§ **Prompt**:
Copy out each line of the material below that holds the string "public".

§ **Exercise material**:
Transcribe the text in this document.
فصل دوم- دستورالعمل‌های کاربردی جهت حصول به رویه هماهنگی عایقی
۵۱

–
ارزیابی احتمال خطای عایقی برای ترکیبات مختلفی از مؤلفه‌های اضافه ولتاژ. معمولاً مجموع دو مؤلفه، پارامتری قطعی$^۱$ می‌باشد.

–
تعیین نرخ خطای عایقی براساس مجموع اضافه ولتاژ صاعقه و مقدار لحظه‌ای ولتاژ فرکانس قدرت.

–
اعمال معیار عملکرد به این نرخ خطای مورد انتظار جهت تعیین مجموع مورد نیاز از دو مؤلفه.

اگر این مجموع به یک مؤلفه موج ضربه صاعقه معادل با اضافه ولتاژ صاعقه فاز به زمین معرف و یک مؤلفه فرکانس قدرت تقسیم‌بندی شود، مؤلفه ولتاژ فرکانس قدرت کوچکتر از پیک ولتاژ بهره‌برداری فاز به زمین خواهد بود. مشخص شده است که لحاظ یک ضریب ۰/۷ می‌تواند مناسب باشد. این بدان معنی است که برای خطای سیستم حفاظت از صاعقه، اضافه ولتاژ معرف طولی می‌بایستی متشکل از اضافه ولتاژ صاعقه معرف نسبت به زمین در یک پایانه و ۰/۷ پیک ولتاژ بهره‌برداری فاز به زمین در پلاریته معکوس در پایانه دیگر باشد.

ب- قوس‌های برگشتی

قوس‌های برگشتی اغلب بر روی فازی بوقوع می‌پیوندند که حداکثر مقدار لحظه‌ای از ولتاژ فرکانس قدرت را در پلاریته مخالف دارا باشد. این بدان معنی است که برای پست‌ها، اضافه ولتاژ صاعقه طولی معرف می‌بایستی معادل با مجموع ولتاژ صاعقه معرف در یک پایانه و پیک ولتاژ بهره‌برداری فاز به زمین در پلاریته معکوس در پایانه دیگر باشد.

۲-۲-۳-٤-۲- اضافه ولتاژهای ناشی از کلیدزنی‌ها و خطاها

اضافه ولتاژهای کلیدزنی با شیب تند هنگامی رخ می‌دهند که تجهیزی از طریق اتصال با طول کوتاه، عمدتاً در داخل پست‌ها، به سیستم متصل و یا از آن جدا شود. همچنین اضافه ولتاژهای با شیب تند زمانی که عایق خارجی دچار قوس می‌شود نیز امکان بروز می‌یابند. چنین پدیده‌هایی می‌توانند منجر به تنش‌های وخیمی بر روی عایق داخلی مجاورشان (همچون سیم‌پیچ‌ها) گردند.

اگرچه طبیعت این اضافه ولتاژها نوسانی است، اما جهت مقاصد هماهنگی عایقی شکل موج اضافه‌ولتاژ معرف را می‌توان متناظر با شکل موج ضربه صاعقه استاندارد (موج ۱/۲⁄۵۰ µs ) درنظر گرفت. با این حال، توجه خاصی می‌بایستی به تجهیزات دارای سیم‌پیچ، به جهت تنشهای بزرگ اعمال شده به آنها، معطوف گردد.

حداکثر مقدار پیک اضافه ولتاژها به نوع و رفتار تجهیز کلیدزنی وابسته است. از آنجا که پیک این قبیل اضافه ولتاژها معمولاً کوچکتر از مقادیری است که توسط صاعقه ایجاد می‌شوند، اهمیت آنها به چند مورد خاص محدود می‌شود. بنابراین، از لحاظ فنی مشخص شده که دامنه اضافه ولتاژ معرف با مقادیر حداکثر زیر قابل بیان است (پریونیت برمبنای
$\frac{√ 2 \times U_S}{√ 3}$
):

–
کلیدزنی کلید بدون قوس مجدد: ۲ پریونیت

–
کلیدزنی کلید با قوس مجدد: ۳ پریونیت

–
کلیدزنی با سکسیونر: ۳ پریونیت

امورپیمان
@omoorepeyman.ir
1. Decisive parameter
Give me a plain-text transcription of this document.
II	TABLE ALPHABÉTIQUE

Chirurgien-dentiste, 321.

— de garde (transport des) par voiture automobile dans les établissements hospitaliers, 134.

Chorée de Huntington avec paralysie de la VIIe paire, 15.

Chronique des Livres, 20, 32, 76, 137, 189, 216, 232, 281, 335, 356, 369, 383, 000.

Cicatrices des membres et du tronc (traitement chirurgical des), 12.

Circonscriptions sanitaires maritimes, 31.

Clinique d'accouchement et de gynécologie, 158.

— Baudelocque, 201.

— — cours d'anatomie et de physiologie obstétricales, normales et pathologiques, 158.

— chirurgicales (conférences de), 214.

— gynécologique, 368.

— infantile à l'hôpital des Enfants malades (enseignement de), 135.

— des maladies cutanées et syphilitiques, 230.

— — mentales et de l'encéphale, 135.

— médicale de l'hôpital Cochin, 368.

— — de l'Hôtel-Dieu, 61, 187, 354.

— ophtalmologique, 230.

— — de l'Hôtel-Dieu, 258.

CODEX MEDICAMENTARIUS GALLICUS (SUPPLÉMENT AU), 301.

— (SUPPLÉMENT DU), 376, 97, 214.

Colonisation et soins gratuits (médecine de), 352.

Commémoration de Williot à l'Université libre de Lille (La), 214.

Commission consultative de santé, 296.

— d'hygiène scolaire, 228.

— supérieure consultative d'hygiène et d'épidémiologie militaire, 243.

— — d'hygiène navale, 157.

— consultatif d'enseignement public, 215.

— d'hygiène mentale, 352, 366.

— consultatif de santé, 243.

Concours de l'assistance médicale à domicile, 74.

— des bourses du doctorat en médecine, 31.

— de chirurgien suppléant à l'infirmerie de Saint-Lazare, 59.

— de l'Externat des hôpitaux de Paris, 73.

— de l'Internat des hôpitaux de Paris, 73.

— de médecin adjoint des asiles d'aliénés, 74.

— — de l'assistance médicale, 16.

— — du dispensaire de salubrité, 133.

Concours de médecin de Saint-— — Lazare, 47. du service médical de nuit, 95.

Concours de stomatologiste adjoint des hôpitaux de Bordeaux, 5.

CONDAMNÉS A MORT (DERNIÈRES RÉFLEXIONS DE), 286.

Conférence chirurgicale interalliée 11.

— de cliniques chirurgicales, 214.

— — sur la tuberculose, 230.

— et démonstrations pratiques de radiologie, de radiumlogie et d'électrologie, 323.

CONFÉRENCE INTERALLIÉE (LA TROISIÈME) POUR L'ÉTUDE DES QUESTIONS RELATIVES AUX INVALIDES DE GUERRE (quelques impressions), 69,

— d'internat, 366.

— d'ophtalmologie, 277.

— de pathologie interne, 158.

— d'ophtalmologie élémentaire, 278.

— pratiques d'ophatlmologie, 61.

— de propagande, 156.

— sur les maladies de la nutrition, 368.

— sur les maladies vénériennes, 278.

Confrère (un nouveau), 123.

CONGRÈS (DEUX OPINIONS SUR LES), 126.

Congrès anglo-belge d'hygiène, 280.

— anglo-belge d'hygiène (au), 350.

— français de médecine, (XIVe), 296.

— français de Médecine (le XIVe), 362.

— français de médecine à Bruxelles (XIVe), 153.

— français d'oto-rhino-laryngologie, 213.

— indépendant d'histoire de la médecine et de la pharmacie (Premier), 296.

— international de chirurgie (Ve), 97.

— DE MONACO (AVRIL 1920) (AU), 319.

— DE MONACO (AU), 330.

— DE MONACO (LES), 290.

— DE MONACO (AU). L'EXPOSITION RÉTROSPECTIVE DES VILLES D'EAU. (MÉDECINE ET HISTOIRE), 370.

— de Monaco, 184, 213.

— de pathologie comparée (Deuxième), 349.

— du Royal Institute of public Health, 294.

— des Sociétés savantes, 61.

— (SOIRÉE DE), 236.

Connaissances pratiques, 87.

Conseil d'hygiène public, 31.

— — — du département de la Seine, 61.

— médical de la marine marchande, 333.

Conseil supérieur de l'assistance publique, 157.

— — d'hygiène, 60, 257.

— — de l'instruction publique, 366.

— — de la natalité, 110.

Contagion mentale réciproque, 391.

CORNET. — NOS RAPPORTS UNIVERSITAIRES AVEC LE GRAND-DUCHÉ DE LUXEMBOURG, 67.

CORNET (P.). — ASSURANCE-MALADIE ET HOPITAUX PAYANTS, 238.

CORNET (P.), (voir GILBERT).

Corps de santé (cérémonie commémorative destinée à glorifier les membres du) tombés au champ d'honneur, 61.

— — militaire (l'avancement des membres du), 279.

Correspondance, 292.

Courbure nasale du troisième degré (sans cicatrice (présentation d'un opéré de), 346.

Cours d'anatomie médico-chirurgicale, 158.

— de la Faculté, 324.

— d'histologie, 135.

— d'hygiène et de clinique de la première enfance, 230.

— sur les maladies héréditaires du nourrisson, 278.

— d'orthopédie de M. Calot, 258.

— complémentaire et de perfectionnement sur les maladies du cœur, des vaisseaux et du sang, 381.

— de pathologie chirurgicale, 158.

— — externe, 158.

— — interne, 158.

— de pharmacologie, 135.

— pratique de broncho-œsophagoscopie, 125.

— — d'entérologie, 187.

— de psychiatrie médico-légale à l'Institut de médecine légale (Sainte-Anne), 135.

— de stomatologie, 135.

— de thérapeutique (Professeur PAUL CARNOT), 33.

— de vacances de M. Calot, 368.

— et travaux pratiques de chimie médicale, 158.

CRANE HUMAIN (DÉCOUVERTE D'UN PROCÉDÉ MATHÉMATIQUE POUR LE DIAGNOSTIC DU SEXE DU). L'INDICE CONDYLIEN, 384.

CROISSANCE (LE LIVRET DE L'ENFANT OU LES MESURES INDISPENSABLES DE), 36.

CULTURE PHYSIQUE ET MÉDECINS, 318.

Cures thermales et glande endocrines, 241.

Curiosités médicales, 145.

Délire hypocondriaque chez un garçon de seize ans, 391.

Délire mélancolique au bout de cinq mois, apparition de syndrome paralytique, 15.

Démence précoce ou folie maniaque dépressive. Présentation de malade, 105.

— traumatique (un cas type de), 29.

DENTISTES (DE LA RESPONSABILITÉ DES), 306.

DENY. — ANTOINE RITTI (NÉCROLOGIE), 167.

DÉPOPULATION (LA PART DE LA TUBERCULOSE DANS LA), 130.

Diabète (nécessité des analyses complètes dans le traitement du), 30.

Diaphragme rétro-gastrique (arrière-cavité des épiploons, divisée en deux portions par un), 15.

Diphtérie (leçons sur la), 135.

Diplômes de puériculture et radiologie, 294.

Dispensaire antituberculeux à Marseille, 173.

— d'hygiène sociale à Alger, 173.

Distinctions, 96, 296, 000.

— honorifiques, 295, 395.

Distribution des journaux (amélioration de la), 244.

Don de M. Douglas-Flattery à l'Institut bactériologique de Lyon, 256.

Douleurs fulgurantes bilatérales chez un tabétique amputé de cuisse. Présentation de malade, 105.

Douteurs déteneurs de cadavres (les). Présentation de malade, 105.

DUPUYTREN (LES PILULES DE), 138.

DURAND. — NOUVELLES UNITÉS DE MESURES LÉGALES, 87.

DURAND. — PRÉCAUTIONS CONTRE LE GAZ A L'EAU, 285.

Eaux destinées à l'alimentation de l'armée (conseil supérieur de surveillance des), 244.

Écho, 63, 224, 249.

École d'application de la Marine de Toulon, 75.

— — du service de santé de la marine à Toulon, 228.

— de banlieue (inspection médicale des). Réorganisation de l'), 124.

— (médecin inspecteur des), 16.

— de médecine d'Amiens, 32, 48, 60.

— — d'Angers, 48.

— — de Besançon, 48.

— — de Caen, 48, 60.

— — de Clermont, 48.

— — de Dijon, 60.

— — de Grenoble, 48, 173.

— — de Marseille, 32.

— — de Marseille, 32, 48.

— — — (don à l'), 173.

§ **Answer to the problem**:
— consultatif d'enseignement public, 215.
— du Royal Institute of public Health, 294.
Conseil d'hygiène public, 31.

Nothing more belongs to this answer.